___ Dataset

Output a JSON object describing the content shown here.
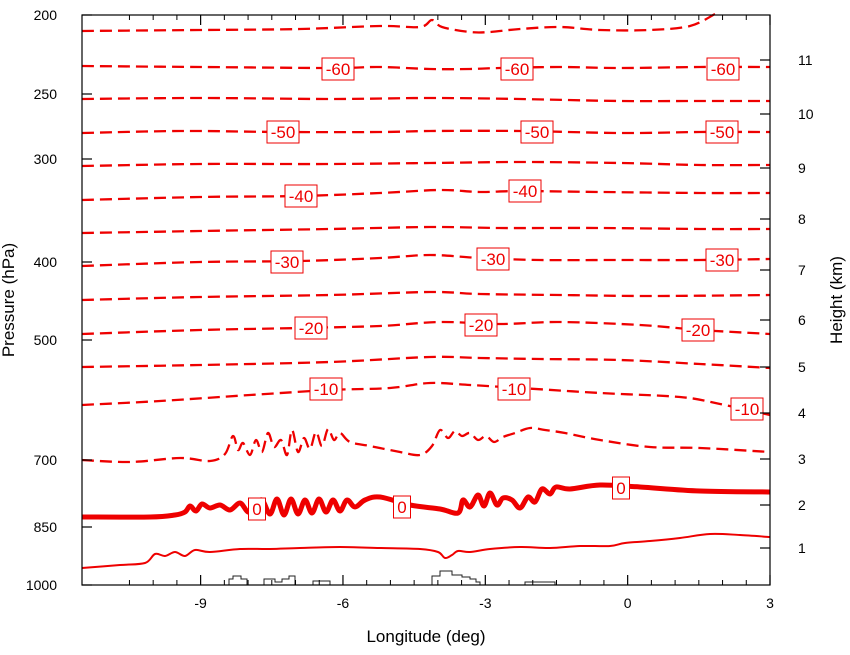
{
  "chart_data": {
    "type": "contour",
    "title": "",
    "xlabel": "Longitude (deg)",
    "ylabel": "Pressure (hPa)",
    "y2label": "Height (km)",
    "xlim": [
      -11.5,
      3
    ],
    "ylim_pressure": [
      1000,
      200
    ],
    "x_ticks": [
      -9,
      -6,
      -3,
      0,
      3
    ],
    "x_tick_labels": [
      "-9",
      "-6",
      "-3",
      "0",
      "3"
    ],
    "y_ticks": [
      200,
      250,
      300,
      400,
      500,
      700,
      850,
      1000
    ],
    "y_tick_labels": [
      "200",
      "250",
      "300",
      "400",
      "500",
      "700",
      "850",
      "1000"
    ],
    "y2_ticks": [
      1,
      2,
      3,
      4,
      5,
      6,
      7,
      8,
      9,
      10,
      11
    ],
    "y2_tick_labels": [
      "1",
      "2",
      "3",
      "4",
      "5",
      "6",
      "7",
      "8",
      "9",
      "10",
      "11"
    ],
    "line_color": "#ee0000",
    "terrain_color": "#222222",
    "contours": [
      {
        "level": -65,
        "style": "dashed",
        "labels": []
      },
      {
        "level": -60,
        "style": "dashed",
        "labels": [
          "-60",
          "-60",
          "-60"
        ]
      },
      {
        "level": -55,
        "style": "dashed",
        "labels": []
      },
      {
        "level": -50,
        "style": "dashed",
        "labels": [
          "-50",
          "-50",
          "-50"
        ]
      },
      {
        "level": -45,
        "style": "dashed",
        "labels": []
      },
      {
        "level": -40,
        "style": "dashed",
        "labels": [
          "-40",
          "-40"
        ]
      },
      {
        "level": -35,
        "style": "dashed",
        "labels": []
      },
      {
        "level": -30,
        "style": "dashed",
        "labels": [
          "-30",
          "-30",
          "-30"
        ]
      },
      {
        "level": -25,
        "style": "dashed",
        "labels": []
      },
      {
        "level": -20,
        "style": "dashed",
        "labels": [
          "-20",
          "-20",
          "-20"
        ]
      },
      {
        "level": -15,
        "style": "dashed",
        "labels": []
      },
      {
        "level": -10,
        "style": "dashed",
        "labels": [
          "-10",
          "-10",
          "-10"
        ]
      },
      {
        "level": -5,
        "style": "dashed",
        "labels": []
      },
      {
        "level": 0,
        "style": "thick",
        "labels": [
          "0",
          "0",
          "0"
        ]
      },
      {
        "level": 5,
        "style": "solid",
        "labels": []
      }
    ]
  }
}
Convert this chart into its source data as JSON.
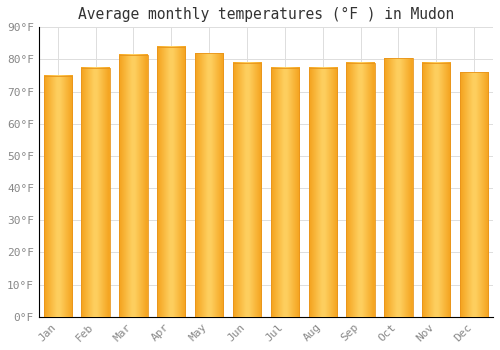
{
  "title": "Average monthly temperatures (°F ) in Mudon",
  "months": [
    "Jan",
    "Feb",
    "Mar",
    "Apr",
    "May",
    "Jun",
    "Jul",
    "Aug",
    "Sep",
    "Oct",
    "Nov",
    "Dec"
  ],
  "values": [
    75,
    77.5,
    81.5,
    84,
    82,
    79,
    77.5,
    77.5,
    79,
    80.5,
    79,
    76
  ],
  "bar_color_left": "#F5A623",
  "bar_color_center": "#FFD466",
  "bar_color_right": "#F5A623",
  "ylim": [
    0,
    90
  ],
  "yticks": [
    0,
    10,
    20,
    30,
    40,
    50,
    60,
    70,
    80,
    90
  ],
  "ytick_labels": [
    "0°F",
    "10°F",
    "20°F",
    "30°F",
    "40°F",
    "50°F",
    "60°F",
    "70°F",
    "80°F",
    "90°F"
  ],
  "background_color": "#FFFFFF",
  "grid_color": "#DDDDDD",
  "title_fontsize": 10.5,
  "tick_fontsize": 8,
  "font_family": "monospace",
  "bar_width": 0.75
}
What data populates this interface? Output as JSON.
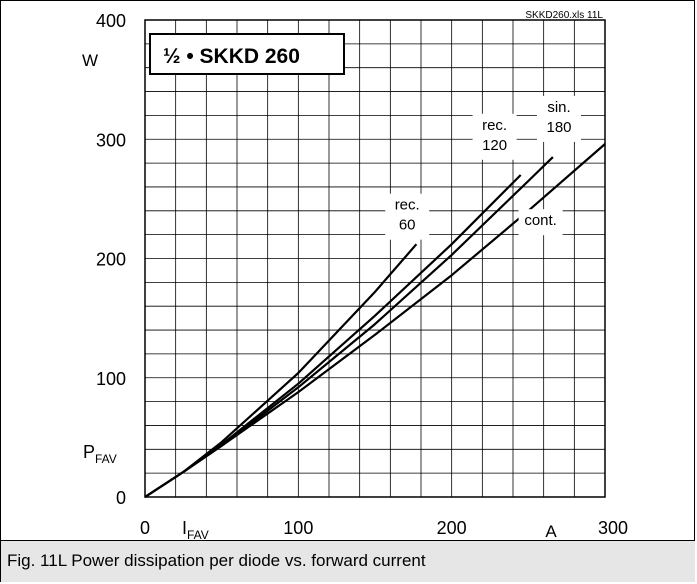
{
  "caption": "Fig. 11L Power dissipation per diode vs. forward current",
  "chart_data": {
    "type": "line",
    "title": "½ • SKKD 260",
    "file_label": "SKKD260.xls 11L",
    "xlabel": "I",
    "xlabel_sub": "FAV",
    "xunit": "A",
    "ylabel": "P",
    "ylabel_sub": "FAV",
    "yunit": "W",
    "xlim": [
      0,
      300
    ],
    "ylim": [
      0,
      400
    ],
    "xticks": [
      0,
      100,
      200,
      300
    ],
    "yticks": [
      0,
      100,
      200,
      300,
      400
    ],
    "grid": true,
    "series": [
      {
        "name": "cont.",
        "x": [
          0,
          25,
          50,
          100,
          150,
          200,
          250,
          300
        ],
        "y": [
          0,
          21,
          43,
          88,
          136,
          186,
          240,
          296
        ],
        "label_lines": [
          "cont."
        ],
        "label_at": [
          258,
          238
        ]
      },
      {
        "name": "sin. 180",
        "x": [
          0,
          25,
          50,
          100,
          150,
          200,
          250,
          266
        ],
        "y": [
          0,
          21,
          43,
          92,
          145,
          203,
          265,
          285
        ],
        "label_lines": [
          "sin.",
          "180"
        ],
        "label_at": [
          270,
          333
        ]
      },
      {
        "name": "rec. 120",
        "x": [
          0,
          25,
          50,
          100,
          150,
          200,
          245
        ],
        "y": [
          0,
          21,
          44,
          95,
          152,
          212,
          270
        ],
        "label_lines": [
          "rec.",
          "120"
        ],
        "label_at": [
          228,
          318
        ]
      },
      {
        "name": "rec. 60",
        "x": [
          0,
          25,
          50,
          100,
          150,
          177
        ],
        "y": [
          0,
          21,
          46,
          104,
          172,
          212
        ],
        "label_lines": [
          "rec.",
          "60"
        ],
        "label_at": [
          171,
          251
        ]
      }
    ]
  }
}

______

■ Written request:
A single figure is required: the number of lines above in which the word "name" occurs.

■ Solved exercise:
4